What the task requires - Please change "bounding box" to "enclosing rectangle" in the entries below, starting at the first entry and stopping after the line that has "Bar — [415, 408, 440, 410]". Leave everything else unchanged and give back only those lines.
-- -- --
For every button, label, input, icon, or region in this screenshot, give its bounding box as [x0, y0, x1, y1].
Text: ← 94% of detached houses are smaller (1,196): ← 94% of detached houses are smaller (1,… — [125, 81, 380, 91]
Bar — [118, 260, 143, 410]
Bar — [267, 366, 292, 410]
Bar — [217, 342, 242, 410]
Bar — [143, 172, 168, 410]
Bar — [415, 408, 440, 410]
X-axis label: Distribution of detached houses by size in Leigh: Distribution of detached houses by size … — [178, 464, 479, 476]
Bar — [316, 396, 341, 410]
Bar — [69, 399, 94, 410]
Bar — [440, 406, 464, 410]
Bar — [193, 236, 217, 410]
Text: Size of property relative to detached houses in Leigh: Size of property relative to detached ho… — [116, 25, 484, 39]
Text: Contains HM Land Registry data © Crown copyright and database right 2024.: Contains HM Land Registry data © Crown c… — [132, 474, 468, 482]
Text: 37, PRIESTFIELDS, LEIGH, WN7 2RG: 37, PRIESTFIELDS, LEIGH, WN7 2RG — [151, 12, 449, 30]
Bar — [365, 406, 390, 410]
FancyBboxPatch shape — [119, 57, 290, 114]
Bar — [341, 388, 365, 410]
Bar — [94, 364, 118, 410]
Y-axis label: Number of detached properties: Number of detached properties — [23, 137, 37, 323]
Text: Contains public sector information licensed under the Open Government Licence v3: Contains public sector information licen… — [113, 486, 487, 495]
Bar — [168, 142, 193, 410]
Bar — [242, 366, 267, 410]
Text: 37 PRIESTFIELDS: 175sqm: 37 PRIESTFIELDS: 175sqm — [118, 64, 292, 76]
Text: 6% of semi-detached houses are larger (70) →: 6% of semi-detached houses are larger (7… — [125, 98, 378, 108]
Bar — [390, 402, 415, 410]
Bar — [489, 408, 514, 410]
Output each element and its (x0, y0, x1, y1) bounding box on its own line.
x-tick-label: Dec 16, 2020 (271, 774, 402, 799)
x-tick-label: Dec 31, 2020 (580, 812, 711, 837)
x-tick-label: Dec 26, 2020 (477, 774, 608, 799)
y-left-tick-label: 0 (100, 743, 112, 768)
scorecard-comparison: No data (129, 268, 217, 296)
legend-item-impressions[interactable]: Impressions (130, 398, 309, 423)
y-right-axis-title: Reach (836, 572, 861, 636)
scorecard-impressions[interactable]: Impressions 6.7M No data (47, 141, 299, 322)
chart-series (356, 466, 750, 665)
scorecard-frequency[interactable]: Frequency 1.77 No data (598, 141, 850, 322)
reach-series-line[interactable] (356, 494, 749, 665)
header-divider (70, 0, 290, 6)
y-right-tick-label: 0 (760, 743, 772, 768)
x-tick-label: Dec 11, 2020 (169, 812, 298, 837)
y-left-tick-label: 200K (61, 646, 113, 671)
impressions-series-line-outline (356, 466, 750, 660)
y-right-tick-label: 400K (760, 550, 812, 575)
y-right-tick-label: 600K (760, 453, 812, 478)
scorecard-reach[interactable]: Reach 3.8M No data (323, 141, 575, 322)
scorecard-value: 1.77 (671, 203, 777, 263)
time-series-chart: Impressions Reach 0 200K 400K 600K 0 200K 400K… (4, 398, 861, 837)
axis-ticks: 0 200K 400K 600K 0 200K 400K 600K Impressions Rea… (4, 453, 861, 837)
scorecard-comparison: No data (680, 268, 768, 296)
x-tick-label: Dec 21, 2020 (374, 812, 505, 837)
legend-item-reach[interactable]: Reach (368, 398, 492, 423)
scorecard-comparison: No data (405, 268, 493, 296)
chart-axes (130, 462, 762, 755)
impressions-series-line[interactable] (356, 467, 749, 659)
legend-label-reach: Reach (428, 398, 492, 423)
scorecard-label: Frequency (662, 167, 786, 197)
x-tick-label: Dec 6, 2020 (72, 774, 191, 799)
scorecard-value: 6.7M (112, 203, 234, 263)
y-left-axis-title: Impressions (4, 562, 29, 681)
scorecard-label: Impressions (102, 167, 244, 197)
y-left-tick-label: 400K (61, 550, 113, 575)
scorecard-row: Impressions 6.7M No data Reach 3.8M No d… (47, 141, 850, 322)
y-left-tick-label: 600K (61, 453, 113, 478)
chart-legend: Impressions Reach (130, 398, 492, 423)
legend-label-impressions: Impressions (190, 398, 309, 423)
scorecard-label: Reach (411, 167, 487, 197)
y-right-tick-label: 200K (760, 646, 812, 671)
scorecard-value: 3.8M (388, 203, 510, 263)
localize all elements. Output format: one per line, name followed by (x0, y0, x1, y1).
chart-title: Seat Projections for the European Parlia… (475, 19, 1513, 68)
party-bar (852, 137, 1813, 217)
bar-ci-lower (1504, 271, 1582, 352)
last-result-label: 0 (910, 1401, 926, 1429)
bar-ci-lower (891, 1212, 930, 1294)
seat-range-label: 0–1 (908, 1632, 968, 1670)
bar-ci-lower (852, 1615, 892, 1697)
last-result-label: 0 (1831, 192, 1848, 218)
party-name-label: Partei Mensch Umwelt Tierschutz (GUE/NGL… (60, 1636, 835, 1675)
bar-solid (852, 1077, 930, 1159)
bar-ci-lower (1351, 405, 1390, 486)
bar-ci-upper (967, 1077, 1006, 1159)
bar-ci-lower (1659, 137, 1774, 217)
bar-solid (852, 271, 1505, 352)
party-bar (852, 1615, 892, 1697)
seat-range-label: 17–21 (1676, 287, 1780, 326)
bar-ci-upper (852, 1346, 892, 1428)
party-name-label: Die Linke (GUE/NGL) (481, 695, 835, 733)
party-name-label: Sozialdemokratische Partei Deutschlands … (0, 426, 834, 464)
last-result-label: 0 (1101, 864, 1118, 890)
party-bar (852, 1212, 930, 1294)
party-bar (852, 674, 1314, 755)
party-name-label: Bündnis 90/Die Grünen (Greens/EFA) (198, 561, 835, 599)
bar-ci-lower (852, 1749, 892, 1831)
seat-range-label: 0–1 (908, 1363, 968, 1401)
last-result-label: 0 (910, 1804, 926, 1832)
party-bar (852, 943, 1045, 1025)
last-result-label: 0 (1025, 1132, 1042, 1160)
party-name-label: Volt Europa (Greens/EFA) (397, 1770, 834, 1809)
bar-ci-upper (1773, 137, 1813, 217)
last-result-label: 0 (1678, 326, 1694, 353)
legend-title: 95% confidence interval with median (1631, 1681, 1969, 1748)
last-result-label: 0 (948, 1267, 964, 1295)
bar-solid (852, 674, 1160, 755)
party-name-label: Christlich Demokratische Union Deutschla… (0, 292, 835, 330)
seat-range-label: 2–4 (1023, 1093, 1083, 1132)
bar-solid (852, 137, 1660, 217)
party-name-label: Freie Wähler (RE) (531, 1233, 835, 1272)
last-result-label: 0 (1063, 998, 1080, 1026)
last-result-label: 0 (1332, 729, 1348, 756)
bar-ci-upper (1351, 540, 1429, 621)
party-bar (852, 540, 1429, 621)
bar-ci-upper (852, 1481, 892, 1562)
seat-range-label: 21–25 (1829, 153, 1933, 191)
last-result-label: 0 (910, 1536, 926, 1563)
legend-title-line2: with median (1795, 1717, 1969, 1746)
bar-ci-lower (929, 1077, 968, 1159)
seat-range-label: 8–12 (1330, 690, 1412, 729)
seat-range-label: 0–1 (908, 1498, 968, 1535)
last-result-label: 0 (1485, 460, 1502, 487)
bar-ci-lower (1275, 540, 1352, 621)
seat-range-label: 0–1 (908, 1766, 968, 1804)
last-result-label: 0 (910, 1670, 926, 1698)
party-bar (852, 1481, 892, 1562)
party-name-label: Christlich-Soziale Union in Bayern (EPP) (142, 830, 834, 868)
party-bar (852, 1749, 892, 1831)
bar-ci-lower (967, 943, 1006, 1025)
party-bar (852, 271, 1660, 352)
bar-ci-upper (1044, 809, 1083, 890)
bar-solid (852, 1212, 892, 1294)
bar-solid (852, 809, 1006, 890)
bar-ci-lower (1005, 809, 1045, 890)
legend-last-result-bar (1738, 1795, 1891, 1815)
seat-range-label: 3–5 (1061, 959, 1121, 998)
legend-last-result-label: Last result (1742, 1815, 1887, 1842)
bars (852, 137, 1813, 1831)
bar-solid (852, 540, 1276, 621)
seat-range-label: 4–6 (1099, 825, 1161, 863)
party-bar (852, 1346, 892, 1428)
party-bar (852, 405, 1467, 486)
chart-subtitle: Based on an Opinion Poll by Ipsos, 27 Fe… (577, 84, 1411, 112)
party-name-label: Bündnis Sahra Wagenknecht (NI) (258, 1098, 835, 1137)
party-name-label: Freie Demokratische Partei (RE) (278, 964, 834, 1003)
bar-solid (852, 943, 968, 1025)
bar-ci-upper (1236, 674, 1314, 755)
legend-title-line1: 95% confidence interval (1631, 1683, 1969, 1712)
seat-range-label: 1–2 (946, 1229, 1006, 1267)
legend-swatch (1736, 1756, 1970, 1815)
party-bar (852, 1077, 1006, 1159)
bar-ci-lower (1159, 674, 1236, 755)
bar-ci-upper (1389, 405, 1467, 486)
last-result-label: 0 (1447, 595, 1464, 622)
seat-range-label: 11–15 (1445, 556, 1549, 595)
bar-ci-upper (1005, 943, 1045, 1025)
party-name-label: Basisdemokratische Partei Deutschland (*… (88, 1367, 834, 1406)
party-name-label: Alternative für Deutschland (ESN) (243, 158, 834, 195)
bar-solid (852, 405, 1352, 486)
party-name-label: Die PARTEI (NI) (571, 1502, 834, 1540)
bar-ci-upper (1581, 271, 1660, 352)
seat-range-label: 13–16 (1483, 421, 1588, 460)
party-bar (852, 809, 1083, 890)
-- -- --
Final result -
For every button, label, input, icon, or region in this screenshot, give its enclosing rectangle as [x0, y0, x1, y1].
Text: ← 94% of detached houses are smaller (1,196): ← 94% of detached houses are smaller (1,… — [125, 81, 380, 91]
Bar — [118, 260, 143, 410]
Bar — [267, 366, 292, 410]
Bar — [217, 342, 242, 410]
Bar — [143, 172, 168, 410]
Bar — [415, 408, 440, 410]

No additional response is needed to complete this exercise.